■ **TASK DESCRIPTION**
Transcribe the listing below word for word.
□ □ □ □ □
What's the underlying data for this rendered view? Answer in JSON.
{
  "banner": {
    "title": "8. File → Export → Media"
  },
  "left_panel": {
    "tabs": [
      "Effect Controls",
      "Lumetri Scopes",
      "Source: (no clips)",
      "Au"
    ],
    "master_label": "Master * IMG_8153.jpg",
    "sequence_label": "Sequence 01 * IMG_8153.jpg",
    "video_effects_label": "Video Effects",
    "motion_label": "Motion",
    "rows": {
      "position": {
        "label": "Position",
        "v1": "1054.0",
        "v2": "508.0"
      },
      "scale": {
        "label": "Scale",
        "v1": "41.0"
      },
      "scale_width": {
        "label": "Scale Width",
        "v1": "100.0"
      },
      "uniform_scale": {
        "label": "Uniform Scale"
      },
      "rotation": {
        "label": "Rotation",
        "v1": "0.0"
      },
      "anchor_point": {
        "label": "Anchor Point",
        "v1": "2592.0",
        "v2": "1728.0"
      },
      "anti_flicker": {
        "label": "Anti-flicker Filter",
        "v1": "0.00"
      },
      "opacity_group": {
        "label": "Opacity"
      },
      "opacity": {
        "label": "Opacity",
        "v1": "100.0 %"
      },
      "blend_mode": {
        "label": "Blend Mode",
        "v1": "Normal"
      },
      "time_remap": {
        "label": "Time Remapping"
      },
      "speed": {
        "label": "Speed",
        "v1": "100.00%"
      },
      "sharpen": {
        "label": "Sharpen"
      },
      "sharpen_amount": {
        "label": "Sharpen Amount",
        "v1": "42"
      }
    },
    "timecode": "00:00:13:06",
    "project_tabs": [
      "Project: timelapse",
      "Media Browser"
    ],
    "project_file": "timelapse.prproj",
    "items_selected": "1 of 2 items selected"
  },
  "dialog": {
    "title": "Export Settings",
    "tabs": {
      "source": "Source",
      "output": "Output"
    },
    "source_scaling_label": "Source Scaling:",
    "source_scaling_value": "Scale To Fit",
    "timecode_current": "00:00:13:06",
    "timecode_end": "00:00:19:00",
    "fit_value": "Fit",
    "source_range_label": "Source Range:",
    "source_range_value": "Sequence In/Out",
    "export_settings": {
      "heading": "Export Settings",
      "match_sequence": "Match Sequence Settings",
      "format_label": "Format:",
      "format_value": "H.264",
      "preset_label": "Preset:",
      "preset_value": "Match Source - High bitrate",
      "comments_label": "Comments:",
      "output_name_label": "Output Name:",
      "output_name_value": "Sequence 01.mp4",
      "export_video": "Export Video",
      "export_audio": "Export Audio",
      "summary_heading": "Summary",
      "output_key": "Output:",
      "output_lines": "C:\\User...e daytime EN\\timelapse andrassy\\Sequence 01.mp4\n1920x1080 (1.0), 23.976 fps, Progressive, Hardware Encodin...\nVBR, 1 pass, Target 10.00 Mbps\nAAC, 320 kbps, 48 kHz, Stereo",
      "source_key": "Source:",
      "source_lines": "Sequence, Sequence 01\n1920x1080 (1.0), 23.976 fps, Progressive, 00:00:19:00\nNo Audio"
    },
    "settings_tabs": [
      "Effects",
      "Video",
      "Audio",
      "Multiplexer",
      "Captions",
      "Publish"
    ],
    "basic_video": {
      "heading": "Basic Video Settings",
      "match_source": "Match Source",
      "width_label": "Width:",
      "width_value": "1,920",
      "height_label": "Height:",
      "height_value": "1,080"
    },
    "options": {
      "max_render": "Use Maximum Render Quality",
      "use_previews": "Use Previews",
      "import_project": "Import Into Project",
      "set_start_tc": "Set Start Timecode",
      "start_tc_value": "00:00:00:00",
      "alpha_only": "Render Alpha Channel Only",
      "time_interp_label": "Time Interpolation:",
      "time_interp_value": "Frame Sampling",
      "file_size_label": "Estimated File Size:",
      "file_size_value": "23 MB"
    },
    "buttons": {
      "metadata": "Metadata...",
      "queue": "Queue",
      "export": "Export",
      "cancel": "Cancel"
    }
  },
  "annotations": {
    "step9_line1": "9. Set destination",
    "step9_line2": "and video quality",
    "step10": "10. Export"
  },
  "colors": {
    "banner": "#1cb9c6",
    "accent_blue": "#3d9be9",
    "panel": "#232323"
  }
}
□ □ □ □ □
■ **OUTPUT**
What's the underlying data for this rendered view? Answer in JSON.
{
  "banner": {
    "title": "8. File → Export → Media"
  },
  "left_panel": {
    "tabs": [
      "Effect Controls",
      "Lumetri Scopes",
      "Source: (no clips)",
      "Au"
    ],
    "master_label": "Master * IMG_8153.jpg",
    "sequence_label": "Sequence 01 * IMG_8153.jpg",
    "video_effects_label": "Video Effects",
    "motion_label": "Motion",
    "rows": {
      "position": {
        "label": "Position",
        "v1": "1054.0",
        "v2": "508.0"
      },
      "scale": {
        "label": "Scale",
        "v1": "41.0"
      },
      "scale_width": {
        "label": "Scale Width",
        "v1": "100.0"
      },
      "uniform_scale": {
        "label": "Uniform Scale"
      },
      "rotation": {
        "label": "Rotation",
        "v1": "0.0"
      },
      "anchor_point": {
        "label": "Anchor Point",
        "v1": "2592.0",
        "v2": "1728.0"
      },
      "anti_flicker": {
        "label": "Anti-flicker Filter",
        "v1": "0.00"
      },
      "opacity_group": {
        "label": "Opacity"
      },
      "opacity": {
        "label": "Opacity",
        "v1": "100.0 %"
      },
      "blend_mode": {
        "label": "Blend Mode",
        "v1": "Normal"
      },
      "time_remap": {
        "label": "Time Remapping"
      },
      "speed": {
        "label": "Speed",
        "v1": "100.00%"
      },
      "sharpen": {
        "label": "Sharpen"
      },
      "sharpen_amount": {
        "label": "Sharpen Amount",
        "v1": "42"
      }
    },
    "timecode": "00:00:13:06",
    "project_tabs": [
      "Project: timelapse",
      "Media Browser"
    ],
    "project_file": "timelapse.prproj",
    "items_selected": "1 of 2 items selected"
  },
  "dialog": {
    "title": "Export Settings",
    "tabs": {
      "source": "Source",
      "output": "Output"
    },
    "source_scaling_label": "Source Scaling:",
    "source_scaling_value": "Scale To Fit",
    "timecode_current": "00:00:13:06",
    "timecode_end": "00:00:19:00",
    "fit_value": "Fit",
    "source_range_label": "Source Range:",
    "source_range_value": "Sequence In/Out",
    "export_settings": {
      "heading": "Export Settings",
      "match_sequence": "Match Sequence Settings",
      "format_label": "Format:",
      "format_value": "H.264",
      "preset_label": "Preset:",
      "preset_value": "Match Source - High bitrate",
      "comments_label": "Comments:",
      "output_name_label": "Output Name:",
      "output_name_value": "Sequence 01.mp4",
      "export_video": "Export Video",
      "export_audio": "Export Audio",
      "summary_heading": "Summary",
      "output_key": "Output:",
      "output_lines": "C:\\User...e daytime EN\\timelapse andrassy\\Sequence 01.mp4\n1920x1080 (1.0), 23.976 fps, Progressive, Hardware Encodin...\nVBR, 1 pass, Target 10.00 Mbps\nAAC, 320 kbps, 48 kHz, Stereo",
      "source_key": "Source:",
      "source_lines": "Sequence, Sequence 01\n1920x1080 (1.0), 23.976 fps, Progressive, 00:00:19:00\nNo Audio"
    },
    "settings_tabs": [
      "Effects",
      "Video",
      "Audio",
      "Multiplexer",
      "Captions",
      "Publish"
    ],
    "basic_video": {
      "heading": "Basic Video Settings",
      "match_source": "Match Source",
      "width_label": "Width:",
      "width_value": "1,920",
      "height_label": "Height:",
      "height_value": "1,080"
    },
    "options": {
      "max_render": "Use Maximum Render Quality",
      "use_previews": "Use Previews",
      "import_project": "Import Into Project",
      "set_start_tc": "Set Start Timecode",
      "start_tc_value": "00:00:00:00",
      "alpha_only": "Render Alpha Channel Only",
      "time_interp_label": "Time Interpolation:",
      "time_interp_value": "Frame Sampling",
      "file_size_label": "Estimated File Size:",
      "file_size_value": "23 MB"
    },
    "buttons": {
      "metadata": "Metadata...",
      "queue": "Queue",
      "export": "Export",
      "cancel": "Cancel"
    }
  },
  "annotations": {
    "step9_line1": "9. Set destination",
    "step9_line2": "and video quality",
    "step10": "10. Export"
  },
  "colors": {
    "banner": "#1cb9c6",
    "accent_blue": "#3d9be9",
    "panel": "#232323"
  }
}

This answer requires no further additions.